Task instructions>
Gather the lines from the material that contain "Learn".

Dataset items:
--- Begin ---
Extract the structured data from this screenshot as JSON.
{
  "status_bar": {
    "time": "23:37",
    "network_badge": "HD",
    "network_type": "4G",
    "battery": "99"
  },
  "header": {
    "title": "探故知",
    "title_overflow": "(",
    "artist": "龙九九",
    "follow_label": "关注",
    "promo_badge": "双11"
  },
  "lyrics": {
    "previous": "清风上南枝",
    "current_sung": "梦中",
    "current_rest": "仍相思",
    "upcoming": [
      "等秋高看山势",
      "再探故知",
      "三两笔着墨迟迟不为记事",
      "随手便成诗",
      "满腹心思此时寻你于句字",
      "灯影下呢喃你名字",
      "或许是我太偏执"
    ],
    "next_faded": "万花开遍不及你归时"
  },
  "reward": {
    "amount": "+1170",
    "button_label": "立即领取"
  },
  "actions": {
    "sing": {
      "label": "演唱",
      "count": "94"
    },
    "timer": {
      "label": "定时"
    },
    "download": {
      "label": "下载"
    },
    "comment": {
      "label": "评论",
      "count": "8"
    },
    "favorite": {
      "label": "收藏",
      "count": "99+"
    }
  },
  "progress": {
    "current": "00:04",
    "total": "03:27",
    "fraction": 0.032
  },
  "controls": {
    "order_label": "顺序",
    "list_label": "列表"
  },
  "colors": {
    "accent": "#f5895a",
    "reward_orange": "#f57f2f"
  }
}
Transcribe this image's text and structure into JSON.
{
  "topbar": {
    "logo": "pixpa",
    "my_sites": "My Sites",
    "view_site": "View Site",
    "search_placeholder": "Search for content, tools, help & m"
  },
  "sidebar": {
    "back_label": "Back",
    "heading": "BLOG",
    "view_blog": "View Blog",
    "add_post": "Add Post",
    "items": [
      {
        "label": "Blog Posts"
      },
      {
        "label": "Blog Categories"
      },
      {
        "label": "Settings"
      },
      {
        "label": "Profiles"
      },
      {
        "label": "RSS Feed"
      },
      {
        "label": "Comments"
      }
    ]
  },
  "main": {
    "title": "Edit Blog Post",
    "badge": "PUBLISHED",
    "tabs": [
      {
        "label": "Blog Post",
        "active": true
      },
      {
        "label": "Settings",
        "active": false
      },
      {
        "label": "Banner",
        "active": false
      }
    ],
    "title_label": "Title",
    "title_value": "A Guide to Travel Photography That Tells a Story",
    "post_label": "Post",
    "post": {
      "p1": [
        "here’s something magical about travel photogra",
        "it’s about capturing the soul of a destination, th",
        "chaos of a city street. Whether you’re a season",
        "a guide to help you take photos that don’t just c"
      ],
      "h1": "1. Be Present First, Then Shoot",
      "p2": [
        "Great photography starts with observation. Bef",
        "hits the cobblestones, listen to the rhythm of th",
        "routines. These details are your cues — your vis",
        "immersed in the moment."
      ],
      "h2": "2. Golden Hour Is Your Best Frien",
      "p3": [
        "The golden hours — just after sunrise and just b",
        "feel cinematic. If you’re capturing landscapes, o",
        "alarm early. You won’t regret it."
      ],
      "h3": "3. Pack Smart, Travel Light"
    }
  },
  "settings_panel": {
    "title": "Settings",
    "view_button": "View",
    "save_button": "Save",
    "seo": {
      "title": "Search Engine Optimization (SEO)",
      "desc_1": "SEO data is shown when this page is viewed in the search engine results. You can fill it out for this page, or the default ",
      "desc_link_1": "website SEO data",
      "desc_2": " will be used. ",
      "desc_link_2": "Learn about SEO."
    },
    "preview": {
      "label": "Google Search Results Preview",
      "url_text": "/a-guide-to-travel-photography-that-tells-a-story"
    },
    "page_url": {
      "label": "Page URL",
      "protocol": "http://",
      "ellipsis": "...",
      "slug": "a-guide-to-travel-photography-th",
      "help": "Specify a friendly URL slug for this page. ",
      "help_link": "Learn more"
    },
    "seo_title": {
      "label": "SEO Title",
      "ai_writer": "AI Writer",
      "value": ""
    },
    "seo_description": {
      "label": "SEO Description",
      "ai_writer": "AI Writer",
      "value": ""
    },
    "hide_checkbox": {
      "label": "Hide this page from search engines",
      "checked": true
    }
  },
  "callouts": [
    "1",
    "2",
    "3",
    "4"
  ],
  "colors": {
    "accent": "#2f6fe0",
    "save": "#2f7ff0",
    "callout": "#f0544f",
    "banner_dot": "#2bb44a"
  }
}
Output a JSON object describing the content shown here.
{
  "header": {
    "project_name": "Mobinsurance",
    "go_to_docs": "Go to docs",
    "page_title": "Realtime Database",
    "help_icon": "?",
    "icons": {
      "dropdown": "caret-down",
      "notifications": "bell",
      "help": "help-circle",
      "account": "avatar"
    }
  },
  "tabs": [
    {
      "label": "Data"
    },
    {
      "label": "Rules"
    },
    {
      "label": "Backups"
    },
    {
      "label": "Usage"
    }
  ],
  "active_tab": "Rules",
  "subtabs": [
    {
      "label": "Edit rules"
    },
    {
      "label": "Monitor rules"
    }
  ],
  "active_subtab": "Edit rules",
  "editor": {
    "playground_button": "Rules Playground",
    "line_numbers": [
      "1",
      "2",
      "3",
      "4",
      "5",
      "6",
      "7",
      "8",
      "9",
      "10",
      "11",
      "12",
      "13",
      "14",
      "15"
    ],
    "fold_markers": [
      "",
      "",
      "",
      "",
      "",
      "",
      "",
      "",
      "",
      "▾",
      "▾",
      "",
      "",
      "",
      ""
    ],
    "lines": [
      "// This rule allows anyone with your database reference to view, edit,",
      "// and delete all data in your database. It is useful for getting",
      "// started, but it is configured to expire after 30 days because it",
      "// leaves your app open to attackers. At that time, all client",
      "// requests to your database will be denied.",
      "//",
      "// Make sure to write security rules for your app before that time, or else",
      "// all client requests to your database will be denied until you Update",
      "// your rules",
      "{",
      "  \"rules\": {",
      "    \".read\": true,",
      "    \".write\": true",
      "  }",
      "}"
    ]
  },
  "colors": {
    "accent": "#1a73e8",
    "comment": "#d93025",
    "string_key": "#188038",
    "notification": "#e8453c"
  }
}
--- End ---
Worked solution>
      "desc_link_2": "Learn about SEO."
      "help_link": "Learn more"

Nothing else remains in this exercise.